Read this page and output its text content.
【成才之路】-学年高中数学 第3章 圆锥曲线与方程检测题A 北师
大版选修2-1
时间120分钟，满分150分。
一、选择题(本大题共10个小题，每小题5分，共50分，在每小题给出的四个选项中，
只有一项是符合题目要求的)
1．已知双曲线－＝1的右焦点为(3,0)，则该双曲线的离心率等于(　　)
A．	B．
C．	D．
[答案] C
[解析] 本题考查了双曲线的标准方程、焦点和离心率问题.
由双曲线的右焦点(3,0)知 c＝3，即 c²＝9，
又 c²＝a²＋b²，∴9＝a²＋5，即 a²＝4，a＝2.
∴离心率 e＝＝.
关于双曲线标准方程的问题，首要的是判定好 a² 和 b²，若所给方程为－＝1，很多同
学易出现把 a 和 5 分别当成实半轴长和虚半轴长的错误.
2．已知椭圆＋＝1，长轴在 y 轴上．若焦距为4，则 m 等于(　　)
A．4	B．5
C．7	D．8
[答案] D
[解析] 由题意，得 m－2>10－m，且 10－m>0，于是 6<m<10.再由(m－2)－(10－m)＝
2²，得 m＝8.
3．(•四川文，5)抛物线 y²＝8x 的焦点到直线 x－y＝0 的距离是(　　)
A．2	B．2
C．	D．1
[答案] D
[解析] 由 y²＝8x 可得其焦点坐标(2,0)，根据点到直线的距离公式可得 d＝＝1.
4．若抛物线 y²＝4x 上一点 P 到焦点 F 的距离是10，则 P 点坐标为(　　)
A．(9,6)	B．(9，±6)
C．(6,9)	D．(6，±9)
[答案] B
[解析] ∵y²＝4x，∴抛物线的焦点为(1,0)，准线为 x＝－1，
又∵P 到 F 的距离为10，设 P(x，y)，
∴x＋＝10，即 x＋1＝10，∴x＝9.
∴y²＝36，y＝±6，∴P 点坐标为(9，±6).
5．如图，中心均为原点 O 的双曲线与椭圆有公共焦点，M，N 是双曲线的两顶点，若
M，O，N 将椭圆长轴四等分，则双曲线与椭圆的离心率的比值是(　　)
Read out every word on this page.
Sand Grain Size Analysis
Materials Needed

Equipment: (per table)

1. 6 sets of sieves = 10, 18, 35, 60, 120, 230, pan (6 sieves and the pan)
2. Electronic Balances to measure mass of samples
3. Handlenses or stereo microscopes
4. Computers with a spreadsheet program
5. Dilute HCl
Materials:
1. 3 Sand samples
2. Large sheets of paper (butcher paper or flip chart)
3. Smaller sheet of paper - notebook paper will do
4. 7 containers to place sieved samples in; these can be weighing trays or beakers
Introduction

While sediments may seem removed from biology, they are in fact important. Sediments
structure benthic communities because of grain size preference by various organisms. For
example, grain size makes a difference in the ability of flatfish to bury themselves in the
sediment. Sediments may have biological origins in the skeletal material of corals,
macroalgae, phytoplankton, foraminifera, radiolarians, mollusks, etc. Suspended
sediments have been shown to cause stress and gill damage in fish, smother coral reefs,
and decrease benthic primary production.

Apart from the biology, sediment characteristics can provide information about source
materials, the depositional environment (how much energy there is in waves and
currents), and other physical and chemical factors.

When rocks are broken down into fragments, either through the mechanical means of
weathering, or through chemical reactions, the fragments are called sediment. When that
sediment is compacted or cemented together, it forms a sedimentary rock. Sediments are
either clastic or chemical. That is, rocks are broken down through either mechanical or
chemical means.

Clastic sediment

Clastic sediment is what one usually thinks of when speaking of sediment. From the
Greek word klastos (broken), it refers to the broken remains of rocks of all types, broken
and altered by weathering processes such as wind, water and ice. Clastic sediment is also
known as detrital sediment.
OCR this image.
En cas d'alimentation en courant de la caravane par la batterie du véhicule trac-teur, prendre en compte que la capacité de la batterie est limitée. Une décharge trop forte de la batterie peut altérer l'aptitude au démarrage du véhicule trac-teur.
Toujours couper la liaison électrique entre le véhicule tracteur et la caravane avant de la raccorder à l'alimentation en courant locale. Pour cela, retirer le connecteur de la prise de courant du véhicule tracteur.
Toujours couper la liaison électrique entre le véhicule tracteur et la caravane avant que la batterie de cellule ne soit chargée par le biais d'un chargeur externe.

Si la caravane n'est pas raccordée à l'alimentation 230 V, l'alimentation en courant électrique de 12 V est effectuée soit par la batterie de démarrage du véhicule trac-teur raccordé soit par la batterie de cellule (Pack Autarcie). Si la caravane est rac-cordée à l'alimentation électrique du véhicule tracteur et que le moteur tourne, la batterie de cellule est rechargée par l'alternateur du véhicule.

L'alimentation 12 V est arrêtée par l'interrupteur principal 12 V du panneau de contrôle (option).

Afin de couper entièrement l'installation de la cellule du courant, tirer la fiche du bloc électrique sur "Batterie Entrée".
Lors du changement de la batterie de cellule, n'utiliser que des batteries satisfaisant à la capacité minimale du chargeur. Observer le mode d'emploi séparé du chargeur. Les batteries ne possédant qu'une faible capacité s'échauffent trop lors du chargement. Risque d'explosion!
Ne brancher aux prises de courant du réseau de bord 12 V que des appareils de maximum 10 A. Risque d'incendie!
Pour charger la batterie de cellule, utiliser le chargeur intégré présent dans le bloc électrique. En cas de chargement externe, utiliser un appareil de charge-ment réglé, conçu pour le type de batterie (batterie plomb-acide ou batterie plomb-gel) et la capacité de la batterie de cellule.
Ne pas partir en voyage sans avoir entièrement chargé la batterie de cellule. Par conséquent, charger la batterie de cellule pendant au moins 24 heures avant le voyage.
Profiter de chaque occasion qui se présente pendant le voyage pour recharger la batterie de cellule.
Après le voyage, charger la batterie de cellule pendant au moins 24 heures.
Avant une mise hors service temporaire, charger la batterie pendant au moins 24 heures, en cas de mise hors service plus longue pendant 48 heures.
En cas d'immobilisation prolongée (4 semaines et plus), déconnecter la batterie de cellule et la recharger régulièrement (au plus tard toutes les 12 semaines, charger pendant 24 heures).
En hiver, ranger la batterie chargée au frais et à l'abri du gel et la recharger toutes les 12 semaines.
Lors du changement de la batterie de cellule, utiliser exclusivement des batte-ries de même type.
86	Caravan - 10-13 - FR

::::::

• [Short exercise]: Using the data above, print every record exactly as shown.

• [Solution to this problem]:
Read this page and output its text content.
【成才之路】-学年高中数学 第3章 圆锥曲线与方程检测题A 北师
大版选修2-1
时间120分钟，满分150分。
一、选择题(本大题共10个小题，每小题5分，共50分，在每小题给出的四个选项中，
只有一项是符合题目要求的)
1．已知双曲线－＝1的右焦点为(3,0)，则该双曲线的离心率等于(　　)
A．	B．
C．	D．
[答案] C
[解析] 本题考查了双曲线的标准方程、焦点和离心率问题.
由双曲线的右焦点(3,0)知 c＝3，即 c²＝9，
又 c²＝a²＋b²，∴9＝a²＋5，即 a²＝4，a＝2.
∴离心率 e＝＝.
关于双曲线标准方程的问题，首要的是判定好 a² 和 b²，若所给方程为－＝1，很多同
学易出现把 a 和 5 分别当成实半轴长和虚半轴长的错误.
2．已知椭圆＋＝1，长轴在 y 轴上．若焦距为4，则 m 等于(　　)
A．4	B．5
C．7	D．8
[答案] D
[解析] 由题意，得 m－2>10－m，且 10－m>0，于是 6<m<10.再由(m－2)－(10－m)＝
2²，得 m＝8.
3．(•四川文，5)抛物线 y²＝8x 的焦点到直线 x－y＝0 的距离是(　　)
A．2	B．2
C．	D．1
[答案] D
[解析] 由 y²＝8x 可得其焦点坐标(2,0)，根据点到直线的距离公式可得 d＝＝1.
4．若抛物线 y²＝4x 上一点 P 到焦点 F 的距离是10，则 P 点坐标为(　　)
A．(9,6)	B．(9，±6)
C．(6,9)	D．(6，±9)
[答案] B
[解析] ∵y²＝4x，∴抛物线的焦点为(1,0)，准线为 x＝－1，
又∵P 到 F 的距离为10，设 P(x，y)，
∴x＋＝10，即 x＋1＝10，∴x＝9.
∴y²＝36，y＝±6，∴P 点坐标为(9，±6).
5．如图，中心均为原点 O 的双曲线与椭圆有公共焦点，M，N 是双曲线的两顶点，若
M，O，N 将椭圆长轴四等分，则双曲线与椭圆的离心率的比值是(　　)
Read out every word on this page.
Sand Grain Size Analysis
Materials Needed

Equipment: (per table)

1. 6 sets of sieves = 10, 18, 35, 60, 120, 230, pan (6 sieves and the pan)
2. Electronic Balances to measure mass of samples
3. Handlenses or stereo microscopes
4. Computers with a spreadsheet program
5. Dilute HCl
Materials:
1. 3 Sand samples
2. Large sheets of paper (butcher paper or flip chart)
3. Smaller sheet of paper - notebook paper will do
4. 7 containers to place sieved samples in; these can be weighing trays or beakers
Introduction

While sediments may seem removed from biology, they are in fact important. Sediments
structure benthic communities because of grain size preference by various organisms. For
example, grain size makes a difference in the ability of flatfish to bury themselves in the
sediment. Sediments may have biological origins in the skeletal material of corals,
macroalgae, phytoplankton, foraminifera, radiolarians, mollusks, etc. Suspended
sediments have been shown to cause stress and gill damage in fish, smother coral reefs,
and decrease benthic primary production.

Apart from the biology, sediment characteristics can provide information about source
materials, the depositional environment (how much energy there is in waves and
currents), and other physical and chemical factors.

When rocks are broken down into fragments, either through the mechanical means of
weathering, or through chemical reactions, the fragments are called sediment. When that
sediment is compacted or cemented together, it forms a sedimentary rock. Sediments are
either clastic or chemical. That is, rocks are broken down through either mechanical or
chemical means.

Clastic sediment

Clastic sediment is what one usually thinks of when speaking of sediment. From the
Greek word klastos (broken), it refers to the broken remains of rocks of all types, broken
and altered by weathering processes such as wind, water and ice. Clastic sediment is also
known as detrital sediment.
OCR this image.
En cas d'alimentation en courant de la caravane par la batterie du véhicule trac-teur, prendre en compte que la capacité de la batterie est limitée. Une décharge trop forte de la batterie peut altérer l'aptitude au démarrage du véhicule trac-teur.
Toujours couper la liaison électrique entre le véhicule tracteur et la caravane avant de la raccorder à l'alimentation en courant locale. Pour cela, retirer le connecteur de la prise de courant du véhicule tracteur.
Toujours couper la liaison électrique entre le véhicule tracteur et la caravane avant que la batterie de cellule ne soit chargée par le biais d'un chargeur externe.

Si la caravane n'est pas raccordée à l'alimentation 230 V, l'alimentation en courant électrique de 12 V est effectuée soit par la batterie de démarrage du véhicule trac-teur raccordé soit par la batterie de cellule (Pack Autarcie). Si la caravane est rac-cordée à l'alimentation électrique du véhicule tracteur et que le moteur tourne, la batterie de cellule est rechargée par l'alternateur du véhicule.

L'alimentation 12 V est arrêtée par l'interrupteur principal 12 V du panneau de contrôle (option).

Afin de couper entièrement l'installation de la cellule du courant, tirer la fiche du bloc électrique sur "Batterie Entrée".
Lors du changement de la batterie de cellule, n'utiliser que des batteries satisfaisant à la capacité minimale du chargeur. Observer le mode d'emploi séparé du chargeur. Les batteries ne possédant qu'une faible capacité s'échauffent trop lors du chargement. Risque d'explosion!
Ne brancher aux prises de courant du réseau de bord 12 V que des appareils de maximum 10 A. Risque d'incendie!
Pour charger la batterie de cellule, utiliser le chargeur intégré présent dans le bloc électrique. En cas de chargement externe, utiliser un appareil de charge-ment réglé, conçu pour le type de batterie (batterie plomb-acide ou batterie plomb-gel) et la capacité de la batterie de cellule.
Ne pas partir en voyage sans avoir entièrement chargé la batterie de cellule. Par conséquent, charger la batterie de cellule pendant au moins 24 heures avant le voyage.
Profiter de chaque occasion qui se présente pendant le voyage pour recharger la batterie de cellule.
Après le voyage, charger la batterie de cellule pendant au moins 24 heures.
Avant une mise hors service temporaire, charger la batterie pendant au moins 24 heures, en cas de mise hors service plus longue pendant 48 heures.
En cas d'immobilisation prolongée (4 semaines et plus), déconnecter la batterie de cellule et la recharger régulièrement (au plus tard toutes les 12 semaines, charger pendant 24 heures).
En hiver, ranger la batterie chargée au frais et à l'abri du gel et la recharger toutes les 12 semaines.
Lors du changement de la batterie de cellule, utiliser exclusivement des batte-ries de même type.
86	Caravan - 10-13 - FR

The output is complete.